_Lines of data_
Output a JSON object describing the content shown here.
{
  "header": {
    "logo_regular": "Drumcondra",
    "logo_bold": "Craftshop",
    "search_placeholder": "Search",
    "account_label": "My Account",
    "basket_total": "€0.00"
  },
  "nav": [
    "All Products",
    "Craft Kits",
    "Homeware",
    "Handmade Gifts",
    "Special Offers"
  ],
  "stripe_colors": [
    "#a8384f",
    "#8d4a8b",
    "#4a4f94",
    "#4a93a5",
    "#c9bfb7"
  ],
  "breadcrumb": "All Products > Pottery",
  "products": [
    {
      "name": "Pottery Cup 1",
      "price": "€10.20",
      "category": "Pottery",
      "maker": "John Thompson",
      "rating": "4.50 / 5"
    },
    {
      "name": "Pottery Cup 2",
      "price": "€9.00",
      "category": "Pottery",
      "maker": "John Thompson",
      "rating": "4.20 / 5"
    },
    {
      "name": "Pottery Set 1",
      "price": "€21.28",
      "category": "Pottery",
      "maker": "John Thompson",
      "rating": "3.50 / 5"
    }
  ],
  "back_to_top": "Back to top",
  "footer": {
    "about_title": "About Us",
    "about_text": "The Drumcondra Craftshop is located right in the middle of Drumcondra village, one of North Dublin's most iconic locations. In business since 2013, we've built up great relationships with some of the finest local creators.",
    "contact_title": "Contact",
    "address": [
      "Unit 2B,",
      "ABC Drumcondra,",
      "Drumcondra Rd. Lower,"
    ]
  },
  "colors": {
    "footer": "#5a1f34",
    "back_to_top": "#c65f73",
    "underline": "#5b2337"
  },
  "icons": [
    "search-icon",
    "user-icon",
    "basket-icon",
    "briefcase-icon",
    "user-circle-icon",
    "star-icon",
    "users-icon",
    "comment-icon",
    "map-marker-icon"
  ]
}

_THE REQUEST_
Copy out all of the data exactly, leaving nothing out.

_FULL RESPONSE_
Output a JSON object describing the content shown here.
{
  "header": {
    "logo_regular": "Drumcondra",
    "logo_bold": "Craftshop",
    "search_placeholder": "Search",
    "account_label": "My Account",
    "basket_total": "€0.00"
  },
  "nav": [
    "All Products",
    "Craft Kits",
    "Homeware",
    "Handmade Gifts",
    "Special Offers"
  ],
  "stripe_colors": [
    "#a8384f",
    "#8d4a8b",
    "#4a4f94",
    "#4a93a5",
    "#c9bfb7"
  ],
  "breadcrumb": "All Products > Pottery",
  "products": [
    {
      "name": "Pottery Cup 1",
      "price": "€10.20",
      "category": "Pottery",
      "maker": "John Thompson",
      "rating": "4.50 / 5"
    },
    {
      "name": "Pottery Cup 2",
      "price": "€9.00",
      "category": "Pottery",
      "maker": "John Thompson",
      "rating": "4.20 / 5"
    },
    {
      "name": "Pottery Set 1",
      "price": "€21.28",
      "category": "Pottery",
      "maker": "John Thompson",
      "rating": "3.50 / 5"
    }
  ],
  "back_to_top": "Back to top",
  "footer": {
    "about_title": "About Us",
    "about_text": "The Drumcondra Craftshop is located right in the middle of Drumcondra village, one of North Dublin's most iconic locations. In business since 2013, we've built up great relationships with some of the finest local creators.",
    "contact_title": "Contact",
    "address": [
      "Unit 2B,",
      "ABC Drumcondra,",
      "Drumcondra Rd. Lower,"
    ]
  },
  "colors": {
    "footer": "#5a1f34",
    "back_to_top": "#c65f73",
    "underline": "#5b2337"
  },
  "icons": [
    "search-icon",
    "user-icon",
    "basket-icon",
    "briefcase-icon",
    "user-circle-icon",
    "star-icon",
    "users-icon",
    "comment-icon",
    "map-marker-icon"
  ]
}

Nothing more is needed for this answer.